■ Provided records ■
◆ ◆ ◆ ◆ ◆ ◆ ◆
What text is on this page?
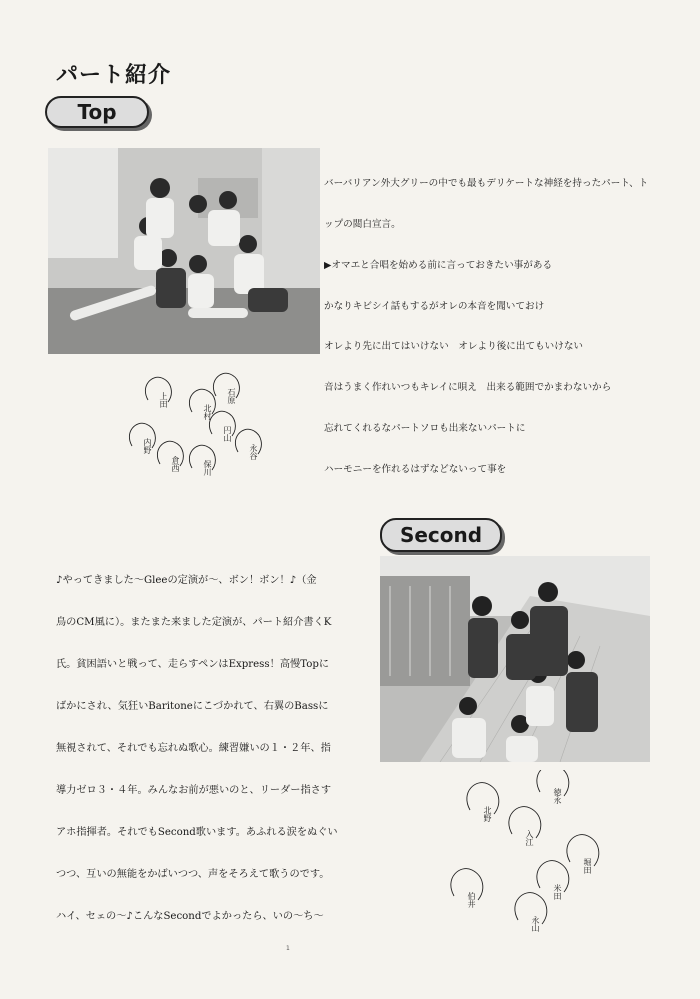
パート紹介
Top

バーバリアン外大グリーの中でも最もデリケートな神経を持ったパート、ト

ップの閲白宣言。

▶オマエと合唱を始める前に言っておきたい事がある

かなりキビシイ話もするがオレの本音を聞いておけ

オレより先に出てはいけない　オレより後に出てもいけない

音はうまく作れいつもキレイに唄え　出来る範囲でかまわないから

忘れてくれるなパートソロも出来ないパートに

ハーモニーを作れるはずなどないって事を

上田
北村
石原
円山
内野
倉西	保川
永谷
Second

♪やってきました～Gleeの定演が～、ボン！ボン！♪（金

鳥のCM風に）。またまた来ました定演が、パート紹介書くK

氏。貧困語いと戦って、走らすペンはExpress！高慢Topに

ばかにされ、気狂いBaritoneにこづかれて、右翼のBassに

無視されて、それでも忘れぬ歌心。練習嫌いの１・２年、指

導力ゼロ３・４年。みんなお前が悪いのと、リーダー指さす

アホ指揮者。それでもSecond歌います。あふれる涙をぬぐい

つつ、互いの無能をかばいつつ、声をそろえて歌うのです。

ハイ、セェの～♪こんなSecondでよかったら、いの～ち～

北野
徳永
入江
堀田
米田
伯井
永山
1
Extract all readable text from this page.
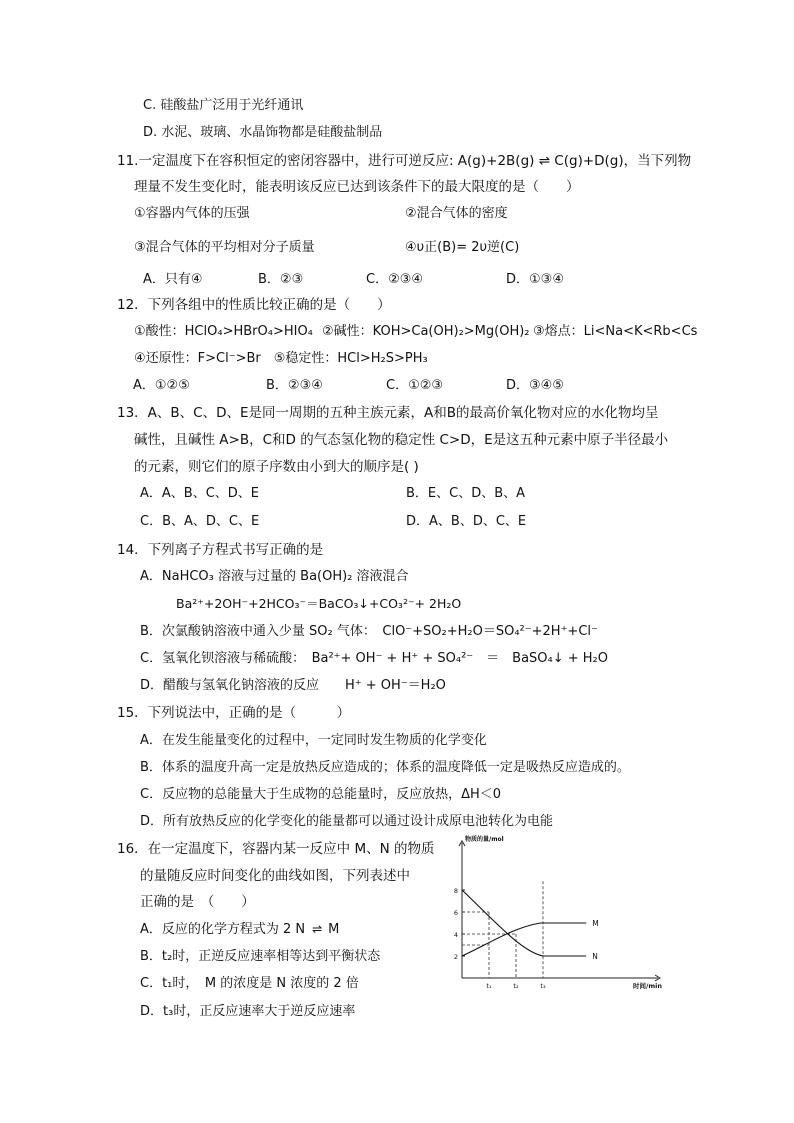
C. 硅酸盐广泛用于光纤通讯
D. 水泥、玻璃、水晶饰物都是硅酸盐制品
11.一定温度下在容积恒定的密闭容器中，进行可逆反应: A(g)+2B(g) ⇌ C(g)+D(g)，当下列物
理量不发生变化时，能表明该反应已达到该条件下的最大限度的是（　　）
①容器内气体的压强	②混合气体的密度
③混合气体的平均相对分子质量	④υ正(B)= 2υ逆(C)
A．只有④	B．②③	C．②③④	D．①③④
12．下列各组中的性质比较正确的是（　　）
①酸性：HClO₄>HBrO₄>HIO₄ ②碱性：KOH>Ca(OH)₂>Mg(OH)₂ ③熔点：Li<Na<K<Rb<Cs
④还原性：F>Cl⁻>Br　⑤稳定性：HCl>H₂S>PH₃
A．①②⑤	B．②③④	C．①②③	D．③④⑤
13．A、B、C、D、E是同一周期的五种主族元素，A和B的最高价氧化物对应的水化物均呈
碱性，且碱性 A>B，C和D 的气态氢化物的稳定性 C>D，E是这五种元素中原子半径最小
的元素，则它们的原子序数由小到大的顺序是( )
A．A、B、C、D、E	B．E、C、D、B、A
C．B、A、D、C、E	D．A、B、D、C、E
14．下列离子方程式书写正确的是
A．NaHCO₃ 溶液与过量的 Ba(OH)₂ 溶液混合
Ba²⁺+2OH⁻+2HCO₃⁻＝BaCO₃↓+CO₃²⁻+ 2H₂O
B．次氯酸钠溶液中通入少量 SO₂ 气体：　ClO⁻+SO₂+H₂O＝SO₄²⁻+2H⁺+Cl⁻
C．氢氧化钡溶液与稀硫酸：　Ba²⁺+ OH⁻ + H⁺ + SO₄²⁻　＝　BaSO₄↓ + H₂O
D．醋酸与氢氧化钠溶液的反应　　H⁺ + OH⁻＝H₂O
15．下列说法中，正确的是（　　　）
A．在发生能量变化的过程中，一定同时发生物质的化学变化
B．体系的温度升高一定是放热反应造成的；体系的温度降低一定是吸热反应造成的。
C．反应物的总能量大于生成物的总能量时，反应放热，ΔH＜0
D．所有放热反应的化学变化的能量都可以通过设计成原电池转化为电能
16．在一定温度下，容器内某一反应中 M、N 的物质
的量随反应时间变化的曲线如图，下列表述中
正确的是　（　　）
A．反应的化学方程式为 2 N  ⇌  M
B．t₂时，正逆反应速率相等达到平衡状态
C．t₁时，　M 的浓度是 N 浓度的 2 倍
D．t₃时，正反应速率大于逆反应速率
2
4
6
8
物质的量/mol
时间/min
t₁	t₂	t₃
M
N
◆ ◆ ◆ ◆ ◆ ◆ ◆
■ Short task ■
Repeat the material above in full and unchanged, minus its images.

■ Solution to this exercise ■
What text is on this page?
パート紹介
Top

バーバリアン外大グリーの中でも最もデリケートな神経を持ったパート、ト

ップの閲白宣言。

▶オマエと合唱を始める前に言っておきたい事がある

かなりキビシイ話もするがオレの本音を聞いておけ

オレより先に出てはいけない　オレより後に出てもいけない

音はうまく作れいつもキレイに唄え　出来る範囲でかまわないから

忘れてくれるなパートソロも出来ないパートに

ハーモニーを作れるはずなどないって事を

上田
北村
石原
円山
内野
倉西	保川
永谷
Second

♪やってきました～Gleeの定演が～、ボン！ボン！♪（金

鳥のCM風に）。またまた来ました定演が、パート紹介書くK

氏。貧困語いと戦って、走らすペンはExpress！高慢Topに

ばかにされ、気狂いBaritoneにこづかれて、右翼のBassに

無視されて、それでも忘れぬ歌心。練習嫌いの１・２年、指

導力ゼロ３・４年。みんなお前が悪いのと、リーダー指さす

アホ指揮者。それでもSecond歌います。あふれる涙をぬぐい

つつ、互いの無能をかばいつつ、声をそろえて歌うのです。

ハイ、セェの～♪こんなSecondでよかったら、いの～ち～

北野
徳永
入江
堀田
米田
伯井
永山
1
Extract all readable text from this page.
C. 硅酸盐广泛用于光纤通讯
D. 水泥、玻璃、水晶饰物都是硅酸盐制品
11.一定温度下在容积恒定的密闭容器中，进行可逆反应: A(g)+2B(g) ⇌ C(g)+D(g)，当下列物
理量不发生变化时，能表明该反应已达到该条件下的最大限度的是（　　）
①容器内气体的压强	②混合气体的密度
③混合气体的平均相对分子质量	④υ正(B)= 2υ逆(C)
A．只有④	B．②③	C．②③④	D．①③④
12．下列各组中的性质比较正确的是（　　）
①酸性：HClO₄>HBrO₄>HIO₄ ②碱性：KOH>Ca(OH)₂>Mg(OH)₂ ③熔点：Li<Na<K<Rb<Cs
④还原性：F>Cl⁻>Br　⑤稳定性：HCl>H₂S>PH₃
A．①②⑤	B．②③④	C．①②③	D．③④⑤
13．A、B、C、D、E是同一周期的五种主族元素，A和B的最高价氧化物对应的水化物均呈
碱性，且碱性 A>B，C和D 的气态氢化物的稳定性 C>D，E是这五种元素中原子半径最小
的元素，则它们的原子序数由小到大的顺序是( )
A．A、B、C、D、E	B．E、C、D、B、A
C．B、A、D、C、E	D．A、B、D、C、E
14．下列离子方程式书写正确的是
A．NaHCO₃ 溶液与过量的 Ba(OH)₂ 溶液混合
Ba²⁺+2OH⁻+2HCO₃⁻＝BaCO₃↓+CO₃²⁻+ 2H₂O
B．次氯酸钠溶液中通入少量 SO₂ 气体：　ClO⁻+SO₂+H₂O＝SO₄²⁻+2H⁺+Cl⁻
C．氢氧化钡溶液与稀硫酸：　Ba²⁺+ OH⁻ + H⁺ + SO₄²⁻　＝　BaSO₄↓ + H₂O
D．醋酸与氢氧化钠溶液的反应　　H⁺ + OH⁻＝H₂O
15．下列说法中，正确的是（　　　）
A．在发生能量变化的过程中，一定同时发生物质的化学变化
B．体系的温度升高一定是放热反应造成的；体系的温度降低一定是吸热反应造成的。
C．反应物的总能量大于生成物的总能量时，反应放热，ΔH＜0
D．所有放热反应的化学变化的能量都可以通过设计成原电池转化为电能
16．在一定温度下，容器内某一反应中 M、N 的物质
的量随反应时间变化的曲线如图，下列表述中
正确的是　（　　）
A．反应的化学方程式为 2 N  ⇌  M
B．t₂时，正逆反应速率相等达到平衡状态
C．t₁时，　M 的浓度是 N 浓度的 2 倍
D．t₃时，正反应速率大于逆反应速率
2
4
6
8
物质的量/mol
时间/min
t₁	t₂	t₃
M
N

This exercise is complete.